[start Data]

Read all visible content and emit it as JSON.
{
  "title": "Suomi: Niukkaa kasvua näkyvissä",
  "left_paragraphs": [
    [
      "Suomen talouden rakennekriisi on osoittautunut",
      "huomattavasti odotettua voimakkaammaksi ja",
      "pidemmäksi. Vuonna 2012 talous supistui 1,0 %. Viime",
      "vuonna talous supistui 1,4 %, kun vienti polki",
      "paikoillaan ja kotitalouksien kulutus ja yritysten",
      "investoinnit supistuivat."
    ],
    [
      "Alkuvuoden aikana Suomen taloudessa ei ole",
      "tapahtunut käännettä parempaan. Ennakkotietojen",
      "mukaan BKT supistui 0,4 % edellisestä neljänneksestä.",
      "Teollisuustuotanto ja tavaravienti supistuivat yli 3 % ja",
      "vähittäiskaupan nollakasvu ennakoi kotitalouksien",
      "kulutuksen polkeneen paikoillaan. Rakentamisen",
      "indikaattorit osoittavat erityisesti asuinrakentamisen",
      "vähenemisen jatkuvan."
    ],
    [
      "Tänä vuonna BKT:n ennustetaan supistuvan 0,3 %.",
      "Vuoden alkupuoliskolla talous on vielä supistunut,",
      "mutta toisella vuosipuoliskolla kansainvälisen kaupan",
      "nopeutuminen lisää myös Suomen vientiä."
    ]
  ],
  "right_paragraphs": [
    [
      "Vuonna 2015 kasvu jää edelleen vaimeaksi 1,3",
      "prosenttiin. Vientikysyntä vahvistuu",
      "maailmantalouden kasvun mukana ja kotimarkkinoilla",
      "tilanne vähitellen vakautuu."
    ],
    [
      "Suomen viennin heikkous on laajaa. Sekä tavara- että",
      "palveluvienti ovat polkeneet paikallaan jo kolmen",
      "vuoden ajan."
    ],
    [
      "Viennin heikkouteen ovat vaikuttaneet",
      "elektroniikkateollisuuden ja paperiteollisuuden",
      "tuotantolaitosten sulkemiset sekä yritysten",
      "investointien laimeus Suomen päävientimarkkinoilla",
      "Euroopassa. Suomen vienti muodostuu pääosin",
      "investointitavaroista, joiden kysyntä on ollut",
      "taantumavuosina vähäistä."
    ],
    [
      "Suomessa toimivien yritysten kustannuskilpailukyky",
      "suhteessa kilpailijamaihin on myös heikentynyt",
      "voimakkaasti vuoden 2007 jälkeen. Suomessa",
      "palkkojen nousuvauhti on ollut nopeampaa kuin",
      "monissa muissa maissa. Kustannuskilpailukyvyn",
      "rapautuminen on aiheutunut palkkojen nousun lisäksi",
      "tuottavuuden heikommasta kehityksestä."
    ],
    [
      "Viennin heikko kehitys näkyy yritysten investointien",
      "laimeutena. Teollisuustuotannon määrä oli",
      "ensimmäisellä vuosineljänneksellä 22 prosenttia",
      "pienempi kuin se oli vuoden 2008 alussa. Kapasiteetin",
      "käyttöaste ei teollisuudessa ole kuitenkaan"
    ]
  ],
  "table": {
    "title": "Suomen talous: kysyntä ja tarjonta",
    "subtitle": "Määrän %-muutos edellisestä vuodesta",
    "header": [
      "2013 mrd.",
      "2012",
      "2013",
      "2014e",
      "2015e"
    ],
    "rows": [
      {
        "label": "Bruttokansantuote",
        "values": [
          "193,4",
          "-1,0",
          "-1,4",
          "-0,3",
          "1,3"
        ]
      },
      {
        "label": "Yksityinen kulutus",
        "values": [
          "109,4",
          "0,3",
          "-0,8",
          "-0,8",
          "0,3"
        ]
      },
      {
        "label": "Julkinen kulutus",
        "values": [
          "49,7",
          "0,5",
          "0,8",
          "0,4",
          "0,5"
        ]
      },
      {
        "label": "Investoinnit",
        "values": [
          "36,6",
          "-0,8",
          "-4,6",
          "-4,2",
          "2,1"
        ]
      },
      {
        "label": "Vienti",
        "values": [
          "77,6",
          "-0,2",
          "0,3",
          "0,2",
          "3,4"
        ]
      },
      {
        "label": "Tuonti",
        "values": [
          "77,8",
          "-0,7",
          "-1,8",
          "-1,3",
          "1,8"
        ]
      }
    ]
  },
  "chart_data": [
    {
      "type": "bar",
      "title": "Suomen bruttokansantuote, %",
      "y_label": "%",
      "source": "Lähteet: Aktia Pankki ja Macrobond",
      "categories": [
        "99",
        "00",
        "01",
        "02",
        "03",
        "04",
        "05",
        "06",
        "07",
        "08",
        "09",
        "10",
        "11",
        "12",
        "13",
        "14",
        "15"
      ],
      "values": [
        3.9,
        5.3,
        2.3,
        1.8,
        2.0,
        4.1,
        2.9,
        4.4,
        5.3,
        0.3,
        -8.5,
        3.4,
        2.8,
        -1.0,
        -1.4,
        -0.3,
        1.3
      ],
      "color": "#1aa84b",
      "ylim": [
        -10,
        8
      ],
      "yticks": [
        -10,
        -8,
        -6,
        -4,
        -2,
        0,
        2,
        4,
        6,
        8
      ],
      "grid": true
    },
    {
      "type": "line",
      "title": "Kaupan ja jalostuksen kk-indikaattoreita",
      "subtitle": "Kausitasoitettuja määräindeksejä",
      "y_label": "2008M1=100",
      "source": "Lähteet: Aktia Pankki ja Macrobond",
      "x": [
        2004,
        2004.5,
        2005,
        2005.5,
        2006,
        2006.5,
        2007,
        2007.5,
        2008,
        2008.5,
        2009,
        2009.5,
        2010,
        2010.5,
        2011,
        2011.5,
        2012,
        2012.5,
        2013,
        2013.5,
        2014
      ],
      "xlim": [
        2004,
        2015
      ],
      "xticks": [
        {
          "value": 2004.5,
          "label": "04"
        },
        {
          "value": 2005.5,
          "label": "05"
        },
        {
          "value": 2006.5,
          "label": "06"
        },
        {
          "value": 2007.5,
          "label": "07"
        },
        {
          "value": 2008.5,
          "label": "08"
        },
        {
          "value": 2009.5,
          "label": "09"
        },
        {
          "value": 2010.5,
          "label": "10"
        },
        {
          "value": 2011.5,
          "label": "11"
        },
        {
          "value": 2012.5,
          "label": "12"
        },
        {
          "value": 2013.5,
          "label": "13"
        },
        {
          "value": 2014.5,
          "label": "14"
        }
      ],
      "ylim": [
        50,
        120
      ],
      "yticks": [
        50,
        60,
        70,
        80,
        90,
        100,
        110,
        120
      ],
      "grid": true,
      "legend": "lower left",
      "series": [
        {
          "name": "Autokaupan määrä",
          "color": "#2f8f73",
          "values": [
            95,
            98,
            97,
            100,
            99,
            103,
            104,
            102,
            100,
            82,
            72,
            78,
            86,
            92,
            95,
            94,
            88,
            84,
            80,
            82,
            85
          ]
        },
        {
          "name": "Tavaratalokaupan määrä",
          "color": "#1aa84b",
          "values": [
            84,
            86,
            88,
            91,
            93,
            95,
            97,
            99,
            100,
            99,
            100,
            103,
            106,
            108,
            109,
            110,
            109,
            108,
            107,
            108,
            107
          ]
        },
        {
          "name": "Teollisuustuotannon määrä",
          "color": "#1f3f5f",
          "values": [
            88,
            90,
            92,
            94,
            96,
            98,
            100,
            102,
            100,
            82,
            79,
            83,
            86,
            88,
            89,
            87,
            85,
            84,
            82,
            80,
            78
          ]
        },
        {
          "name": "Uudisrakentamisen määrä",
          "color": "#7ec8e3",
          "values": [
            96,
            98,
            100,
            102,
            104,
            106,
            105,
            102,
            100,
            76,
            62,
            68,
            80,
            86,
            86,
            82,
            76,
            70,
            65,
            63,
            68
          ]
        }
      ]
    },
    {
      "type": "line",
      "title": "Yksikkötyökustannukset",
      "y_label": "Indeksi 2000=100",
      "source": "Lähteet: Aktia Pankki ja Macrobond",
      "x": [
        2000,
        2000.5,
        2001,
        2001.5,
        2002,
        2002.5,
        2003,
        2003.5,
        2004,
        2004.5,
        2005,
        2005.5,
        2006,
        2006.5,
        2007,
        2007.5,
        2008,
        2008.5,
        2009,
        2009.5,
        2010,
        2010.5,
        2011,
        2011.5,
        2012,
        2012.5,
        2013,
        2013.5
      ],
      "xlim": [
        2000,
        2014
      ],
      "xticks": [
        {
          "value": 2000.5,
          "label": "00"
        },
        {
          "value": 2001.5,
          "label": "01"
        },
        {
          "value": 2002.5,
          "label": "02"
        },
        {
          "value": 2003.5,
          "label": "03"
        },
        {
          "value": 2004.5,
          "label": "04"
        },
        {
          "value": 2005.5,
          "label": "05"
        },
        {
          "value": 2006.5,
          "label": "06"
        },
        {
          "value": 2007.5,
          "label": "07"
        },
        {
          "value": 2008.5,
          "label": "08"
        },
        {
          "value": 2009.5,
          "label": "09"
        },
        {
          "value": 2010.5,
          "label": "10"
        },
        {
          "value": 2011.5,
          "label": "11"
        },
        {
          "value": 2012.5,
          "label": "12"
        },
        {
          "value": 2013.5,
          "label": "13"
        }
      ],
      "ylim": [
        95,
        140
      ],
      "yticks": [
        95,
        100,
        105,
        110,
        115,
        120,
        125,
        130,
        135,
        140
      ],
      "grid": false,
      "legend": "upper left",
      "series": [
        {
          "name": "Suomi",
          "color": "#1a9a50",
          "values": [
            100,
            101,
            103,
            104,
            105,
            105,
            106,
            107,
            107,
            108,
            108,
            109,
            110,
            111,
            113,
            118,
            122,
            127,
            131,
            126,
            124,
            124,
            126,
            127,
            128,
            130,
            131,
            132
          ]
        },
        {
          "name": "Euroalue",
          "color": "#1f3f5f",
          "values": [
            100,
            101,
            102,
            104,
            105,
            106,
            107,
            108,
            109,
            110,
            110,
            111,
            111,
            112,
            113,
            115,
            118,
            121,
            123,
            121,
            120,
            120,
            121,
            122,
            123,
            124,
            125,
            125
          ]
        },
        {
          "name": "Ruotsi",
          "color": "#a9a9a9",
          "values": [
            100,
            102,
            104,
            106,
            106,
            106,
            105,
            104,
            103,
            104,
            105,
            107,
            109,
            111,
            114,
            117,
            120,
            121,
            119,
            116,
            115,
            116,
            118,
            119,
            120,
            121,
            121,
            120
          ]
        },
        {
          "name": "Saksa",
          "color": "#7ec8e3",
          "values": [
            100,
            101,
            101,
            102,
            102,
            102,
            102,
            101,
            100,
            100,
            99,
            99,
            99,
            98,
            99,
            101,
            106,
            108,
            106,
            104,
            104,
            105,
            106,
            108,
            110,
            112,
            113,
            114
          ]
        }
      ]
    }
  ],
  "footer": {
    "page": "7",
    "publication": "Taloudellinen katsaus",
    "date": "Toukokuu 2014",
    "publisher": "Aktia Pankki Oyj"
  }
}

[end Data]

* [What you need to do]
Copy all lines from the listing that contain "kuin".

* [Written solution]
      "palkkojen nousuvauhti on ollut nopeampaa kuin",
      "pienempi kuin se oli vuoden 2008 alussa. Kapasiteetin",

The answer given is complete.